*Written exercise:*
Omit every picture and output the rest of the records exactly as they are.

*Record excerpts:*
►

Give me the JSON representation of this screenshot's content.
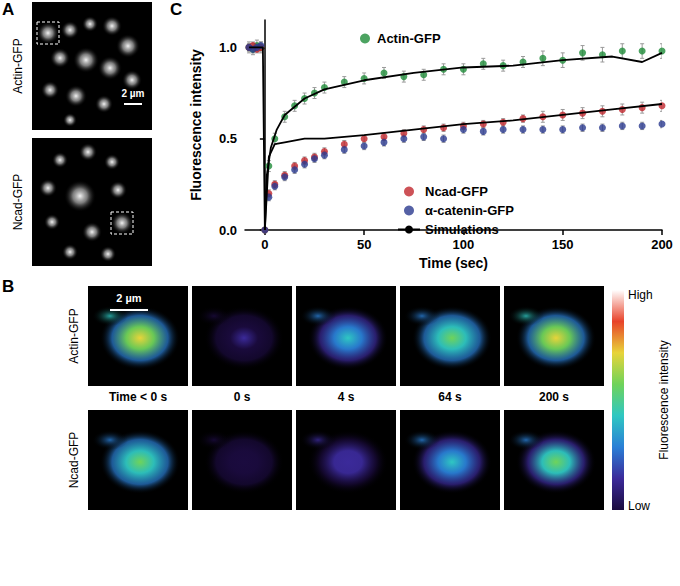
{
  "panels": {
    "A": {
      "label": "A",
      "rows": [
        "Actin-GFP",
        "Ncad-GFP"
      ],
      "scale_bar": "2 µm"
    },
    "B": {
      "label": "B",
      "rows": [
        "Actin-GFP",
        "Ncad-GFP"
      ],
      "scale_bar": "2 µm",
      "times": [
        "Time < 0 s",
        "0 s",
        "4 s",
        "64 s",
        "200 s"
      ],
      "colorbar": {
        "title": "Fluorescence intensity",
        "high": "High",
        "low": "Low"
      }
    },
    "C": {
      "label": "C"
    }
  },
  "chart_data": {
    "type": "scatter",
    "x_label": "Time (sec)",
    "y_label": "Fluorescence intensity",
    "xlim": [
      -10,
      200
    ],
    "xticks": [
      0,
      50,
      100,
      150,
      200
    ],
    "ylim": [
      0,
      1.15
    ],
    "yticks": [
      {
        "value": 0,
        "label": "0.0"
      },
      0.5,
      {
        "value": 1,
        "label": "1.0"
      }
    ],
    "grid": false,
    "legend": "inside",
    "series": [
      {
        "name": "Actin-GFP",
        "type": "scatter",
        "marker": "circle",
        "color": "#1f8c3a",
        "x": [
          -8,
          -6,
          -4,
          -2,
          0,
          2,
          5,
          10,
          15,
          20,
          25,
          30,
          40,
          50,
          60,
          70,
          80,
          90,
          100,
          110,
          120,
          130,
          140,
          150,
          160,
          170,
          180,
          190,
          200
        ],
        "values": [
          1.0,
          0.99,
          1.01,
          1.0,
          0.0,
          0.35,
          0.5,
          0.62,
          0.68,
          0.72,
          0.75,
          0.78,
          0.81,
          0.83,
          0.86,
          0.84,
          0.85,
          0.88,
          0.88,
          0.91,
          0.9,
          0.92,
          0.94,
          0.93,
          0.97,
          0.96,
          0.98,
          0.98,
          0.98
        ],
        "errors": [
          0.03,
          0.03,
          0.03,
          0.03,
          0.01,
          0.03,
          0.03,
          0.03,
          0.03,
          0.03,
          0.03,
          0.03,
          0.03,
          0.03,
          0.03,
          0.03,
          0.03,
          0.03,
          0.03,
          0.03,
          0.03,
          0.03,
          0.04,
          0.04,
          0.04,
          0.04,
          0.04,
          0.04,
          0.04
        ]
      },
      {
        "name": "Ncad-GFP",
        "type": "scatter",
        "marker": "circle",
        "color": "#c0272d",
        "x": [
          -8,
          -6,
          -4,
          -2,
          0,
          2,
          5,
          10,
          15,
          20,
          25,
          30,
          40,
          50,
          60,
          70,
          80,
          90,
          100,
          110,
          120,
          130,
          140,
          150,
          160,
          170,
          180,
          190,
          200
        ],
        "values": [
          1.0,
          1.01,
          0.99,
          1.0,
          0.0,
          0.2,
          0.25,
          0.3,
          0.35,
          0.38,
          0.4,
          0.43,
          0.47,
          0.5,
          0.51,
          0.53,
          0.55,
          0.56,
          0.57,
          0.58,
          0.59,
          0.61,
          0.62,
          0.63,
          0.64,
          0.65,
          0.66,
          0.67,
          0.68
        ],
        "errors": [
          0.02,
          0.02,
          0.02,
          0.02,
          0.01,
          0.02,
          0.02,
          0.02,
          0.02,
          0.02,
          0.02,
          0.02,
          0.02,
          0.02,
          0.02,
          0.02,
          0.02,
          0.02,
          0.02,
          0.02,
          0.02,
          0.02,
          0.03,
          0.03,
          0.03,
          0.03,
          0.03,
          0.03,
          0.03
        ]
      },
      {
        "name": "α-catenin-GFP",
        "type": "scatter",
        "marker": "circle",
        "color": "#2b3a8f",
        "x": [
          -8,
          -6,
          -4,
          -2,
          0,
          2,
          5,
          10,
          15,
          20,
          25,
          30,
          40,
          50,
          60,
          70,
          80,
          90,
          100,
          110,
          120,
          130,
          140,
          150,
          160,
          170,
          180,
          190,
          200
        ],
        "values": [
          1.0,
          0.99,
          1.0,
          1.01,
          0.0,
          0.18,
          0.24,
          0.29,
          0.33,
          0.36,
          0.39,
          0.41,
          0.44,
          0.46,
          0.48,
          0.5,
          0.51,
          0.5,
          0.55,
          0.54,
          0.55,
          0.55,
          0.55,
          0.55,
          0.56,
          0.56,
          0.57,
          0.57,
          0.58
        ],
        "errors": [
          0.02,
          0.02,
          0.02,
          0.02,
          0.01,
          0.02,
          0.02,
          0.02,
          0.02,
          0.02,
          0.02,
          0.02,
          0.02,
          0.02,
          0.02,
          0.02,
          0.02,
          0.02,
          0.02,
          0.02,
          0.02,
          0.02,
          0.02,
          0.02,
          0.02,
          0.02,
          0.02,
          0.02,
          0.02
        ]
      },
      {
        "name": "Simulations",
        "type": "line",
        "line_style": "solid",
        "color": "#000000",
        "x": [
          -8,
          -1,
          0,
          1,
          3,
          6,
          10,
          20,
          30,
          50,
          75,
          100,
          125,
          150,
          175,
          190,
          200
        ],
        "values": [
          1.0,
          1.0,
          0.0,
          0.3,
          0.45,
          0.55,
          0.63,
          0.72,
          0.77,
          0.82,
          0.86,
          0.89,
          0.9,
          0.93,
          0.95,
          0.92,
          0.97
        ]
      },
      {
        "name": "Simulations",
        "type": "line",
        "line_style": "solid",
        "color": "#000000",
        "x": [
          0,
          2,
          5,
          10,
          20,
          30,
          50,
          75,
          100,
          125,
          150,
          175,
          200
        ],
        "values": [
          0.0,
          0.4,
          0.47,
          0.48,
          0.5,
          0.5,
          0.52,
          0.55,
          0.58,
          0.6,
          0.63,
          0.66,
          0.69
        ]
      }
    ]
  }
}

◄

*Answer in full:*
Give me the JSON representation of this screenshot's content.
{
  "panels": {
    "A": {
      "label": "A",
      "rows": [
        "Actin-GFP",
        "Ncad-GFP"
      ],
      "scale_bar": "2 µm"
    },
    "B": {
      "label": "B",
      "rows": [
        "Actin-GFP",
        "Ncad-GFP"
      ],
      "scale_bar": "2 µm",
      "times": [
        "Time < 0 s",
        "0 s",
        "4 s",
        "64 s",
        "200 s"
      ],
      "colorbar": {
        "title": "Fluorescence intensity",
        "high": "High",
        "low": "Low"
      }
    },
    "C": {
      "label": "C"
    }
  },
  "chart_data": {
    "type": "scatter",
    "x_label": "Time (sec)",
    "y_label": "Fluorescence intensity",
    "xlim": [
      -10,
      200
    ],
    "xticks": [
      0,
      50,
      100,
      150,
      200
    ],
    "ylim": [
      0,
      1.15
    ],
    "yticks": [
      {
        "value": 0,
        "label": "0.0"
      },
      0.5,
      {
        "value": 1,
        "label": "1.0"
      }
    ],
    "grid": false,
    "legend": "inside",
    "series": [
      {
        "name": "Actin-GFP",
        "type": "scatter",
        "marker": "circle",
        "color": "#1f8c3a",
        "x": [
          -8,
          -6,
          -4,
          -2,
          0,
          2,
          5,
          10,
          15,
          20,
          25,
          30,
          40,
          50,
          60,
          70,
          80,
          90,
          100,
          110,
          120,
          130,
          140,
          150,
          160,
          170,
          180,
          190,
          200
        ],
        "values": [
          1.0,
          0.99,
          1.01,
          1.0,
          0.0,
          0.35,
          0.5,
          0.62,
          0.68,
          0.72,
          0.75,
          0.78,
          0.81,
          0.83,
          0.86,
          0.84,
          0.85,
          0.88,
          0.88,
          0.91,
          0.9,
          0.92,
          0.94,
          0.93,
          0.97,
          0.96,
          0.98,
          0.98,
          0.98
        ],
        "errors": [
          0.03,
          0.03,
          0.03,
          0.03,
          0.01,
          0.03,
          0.03,
          0.03,
          0.03,
          0.03,
          0.03,
          0.03,
          0.03,
          0.03,
          0.03,
          0.03,
          0.03,
          0.03,
          0.03,
          0.03,
          0.03,
          0.03,
          0.04,
          0.04,
          0.04,
          0.04,
          0.04,
          0.04,
          0.04
        ]
      },
      {
        "name": "Ncad-GFP",
        "type": "scatter",
        "marker": "circle",
        "color": "#c0272d",
        "x": [
          -8,
          -6,
          -4,
          -2,
          0,
          2,
          5,
          10,
          15,
          20,
          25,
          30,
          40,
          50,
          60,
          70,
          80,
          90,
          100,
          110,
          120,
          130,
          140,
          150,
          160,
          170,
          180,
          190,
          200
        ],
        "values": [
          1.0,
          1.01,
          0.99,
          1.0,
          0.0,
          0.2,
          0.25,
          0.3,
          0.35,
          0.38,
          0.4,
          0.43,
          0.47,
          0.5,
          0.51,
          0.53,
          0.55,
          0.56,
          0.57,
          0.58,
          0.59,
          0.61,
          0.62,
          0.63,
          0.64,
          0.65,
          0.66,
          0.67,
          0.68
        ],
        "errors": [
          0.02,
          0.02,
          0.02,
          0.02,
          0.01,
          0.02,
          0.02,
          0.02,
          0.02,
          0.02,
          0.02,
          0.02,
          0.02,
          0.02,
          0.02,
          0.02,
          0.02,
          0.02,
          0.02,
          0.02,
          0.02,
          0.02,
          0.03,
          0.03,
          0.03,
          0.03,
          0.03,
          0.03,
          0.03
        ]
      },
      {
        "name": "α-catenin-GFP",
        "type": "scatter",
        "marker": "circle",
        "color": "#2b3a8f",
        "x": [
          -8,
          -6,
          -4,
          -2,
          0,
          2,
          5,
          10,
          15,
          20,
          25,
          30,
          40,
          50,
          60,
          70,
          80,
          90,
          100,
          110,
          120,
          130,
          140,
          150,
          160,
          170,
          180,
          190,
          200
        ],
        "values": [
          1.0,
          0.99,
          1.0,
          1.01,
          0.0,
          0.18,
          0.24,
          0.29,
          0.33,
          0.36,
          0.39,
          0.41,
          0.44,
          0.46,
          0.48,
          0.5,
          0.51,
          0.5,
          0.55,
          0.54,
          0.55,
          0.55,
          0.55,
          0.55,
          0.56,
          0.56,
          0.57,
          0.57,
          0.58
        ],
        "errors": [
          0.02,
          0.02,
          0.02,
          0.02,
          0.01,
          0.02,
          0.02,
          0.02,
          0.02,
          0.02,
          0.02,
          0.02,
          0.02,
          0.02,
          0.02,
          0.02,
          0.02,
          0.02,
          0.02,
          0.02,
          0.02,
          0.02,
          0.02,
          0.02,
          0.02,
          0.02,
          0.02,
          0.02,
          0.02
        ]
      },
      {
        "name": "Simulations",
        "type": "line",
        "line_style": "solid",
        "color": "#000000",
        "x": [
          -8,
          -1,
          0,
          1,
          3,
          6,
          10,
          20,
          30,
          50,
          75,
          100,
          125,
          150,
          175,
          190,
          200
        ],
        "values": [
          1.0,
          1.0,
          0.0,
          0.3,
          0.45,
          0.55,
          0.63,
          0.72,
          0.77,
          0.82,
          0.86,
          0.89,
          0.9,
          0.93,
          0.95,
          0.92,
          0.97
        ]
      },
      {
        "name": "Simulations",
        "type": "line",
        "line_style": "solid",
        "color": "#000000",
        "x": [
          0,
          2,
          5,
          10,
          20,
          30,
          50,
          75,
          100,
          125,
          150,
          175,
          200
        ],
        "values": [
          0.0,
          0.4,
          0.47,
          0.48,
          0.5,
          0.5,
          0.52,
          0.55,
          0.58,
          0.6,
          0.63,
          0.66,
          0.69
        ]
      }
    ]
  }
}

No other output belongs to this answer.